#### [DATA SHOWN]
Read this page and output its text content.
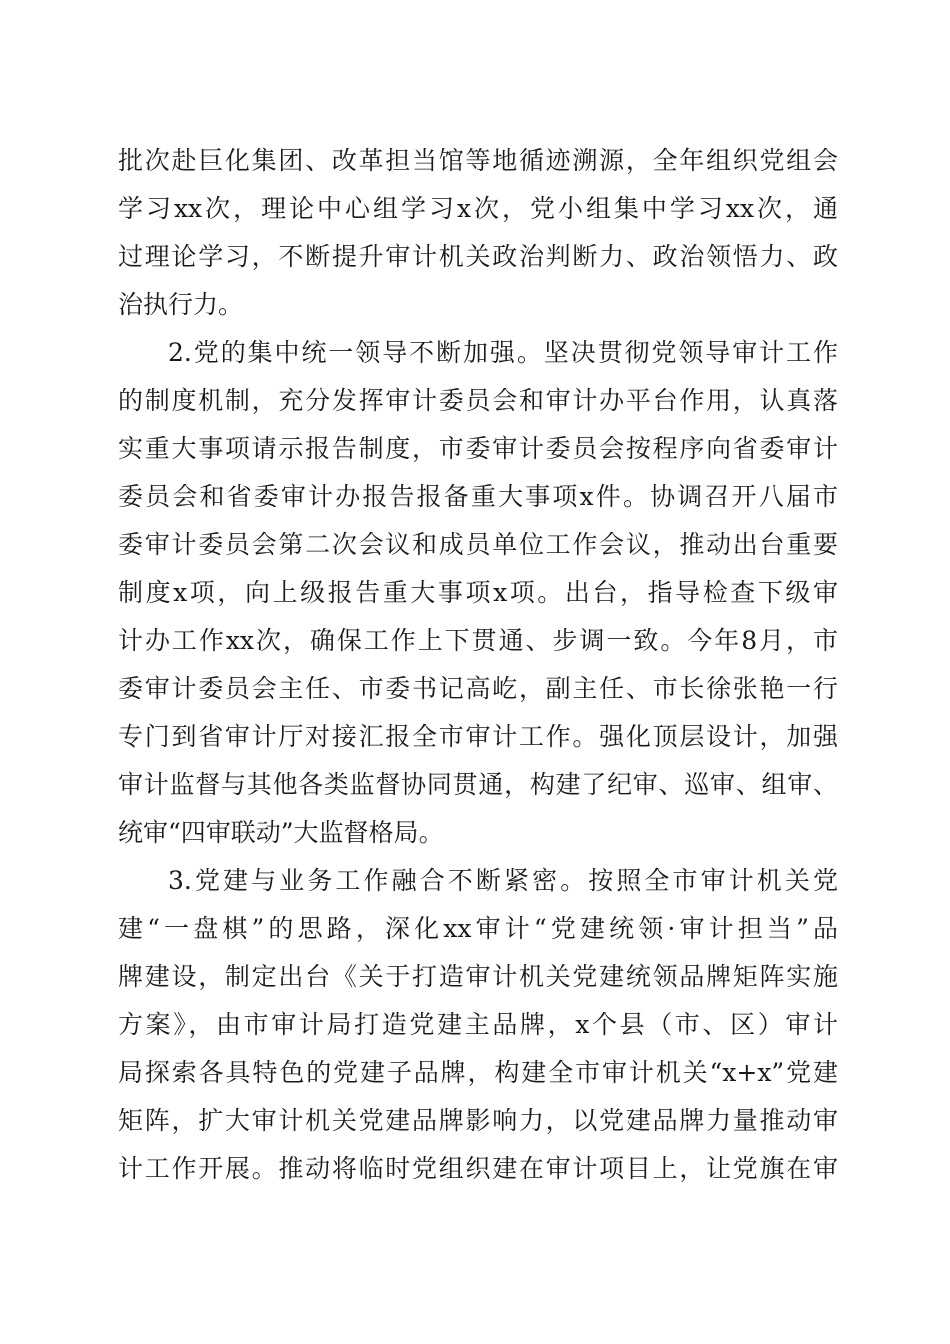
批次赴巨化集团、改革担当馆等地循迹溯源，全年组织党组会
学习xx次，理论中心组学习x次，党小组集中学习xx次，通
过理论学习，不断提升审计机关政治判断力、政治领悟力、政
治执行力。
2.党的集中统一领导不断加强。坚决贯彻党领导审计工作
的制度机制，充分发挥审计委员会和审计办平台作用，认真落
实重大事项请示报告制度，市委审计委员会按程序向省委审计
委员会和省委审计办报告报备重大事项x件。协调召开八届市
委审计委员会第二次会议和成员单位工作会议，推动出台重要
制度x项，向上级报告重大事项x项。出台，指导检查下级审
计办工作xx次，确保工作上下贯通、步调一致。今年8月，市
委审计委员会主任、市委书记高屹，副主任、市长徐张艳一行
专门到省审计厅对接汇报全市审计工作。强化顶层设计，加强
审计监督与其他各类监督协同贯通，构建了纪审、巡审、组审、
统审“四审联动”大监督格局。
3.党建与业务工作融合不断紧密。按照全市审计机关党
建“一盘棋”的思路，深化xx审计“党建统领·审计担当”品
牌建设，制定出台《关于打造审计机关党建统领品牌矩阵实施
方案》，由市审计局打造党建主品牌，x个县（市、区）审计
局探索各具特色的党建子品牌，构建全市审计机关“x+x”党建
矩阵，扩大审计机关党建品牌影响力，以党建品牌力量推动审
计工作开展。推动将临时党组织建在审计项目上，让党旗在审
--
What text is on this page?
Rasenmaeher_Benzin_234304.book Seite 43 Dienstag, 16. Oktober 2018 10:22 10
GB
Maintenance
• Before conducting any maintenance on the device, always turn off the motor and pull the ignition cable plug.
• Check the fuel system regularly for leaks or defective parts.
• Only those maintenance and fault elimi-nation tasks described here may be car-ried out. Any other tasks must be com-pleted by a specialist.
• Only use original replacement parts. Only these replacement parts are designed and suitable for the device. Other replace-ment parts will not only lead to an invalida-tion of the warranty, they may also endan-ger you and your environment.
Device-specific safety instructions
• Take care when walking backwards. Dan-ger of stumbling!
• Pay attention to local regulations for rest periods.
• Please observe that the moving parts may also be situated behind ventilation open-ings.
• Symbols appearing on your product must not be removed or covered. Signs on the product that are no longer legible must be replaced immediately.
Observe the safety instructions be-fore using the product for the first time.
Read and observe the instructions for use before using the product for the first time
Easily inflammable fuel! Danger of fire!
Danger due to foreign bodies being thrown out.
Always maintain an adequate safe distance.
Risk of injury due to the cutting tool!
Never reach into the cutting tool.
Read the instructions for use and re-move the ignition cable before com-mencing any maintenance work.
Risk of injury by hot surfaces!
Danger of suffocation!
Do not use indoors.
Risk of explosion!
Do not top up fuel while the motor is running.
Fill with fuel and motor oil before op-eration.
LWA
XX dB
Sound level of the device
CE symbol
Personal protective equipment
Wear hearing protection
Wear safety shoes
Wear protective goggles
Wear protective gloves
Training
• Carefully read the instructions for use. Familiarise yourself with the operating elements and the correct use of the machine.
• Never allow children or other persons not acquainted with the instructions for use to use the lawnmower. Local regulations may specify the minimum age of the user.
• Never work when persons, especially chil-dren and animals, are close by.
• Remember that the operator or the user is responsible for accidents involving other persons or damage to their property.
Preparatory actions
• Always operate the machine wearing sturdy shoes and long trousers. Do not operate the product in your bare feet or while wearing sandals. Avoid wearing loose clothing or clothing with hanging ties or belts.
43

#### [INSTRUCTION]
Find every line in the records that contains the word "page"; copy those lines.

#### [WORKED SOLUTION]
Read this page and output its text content.
What text is on this page?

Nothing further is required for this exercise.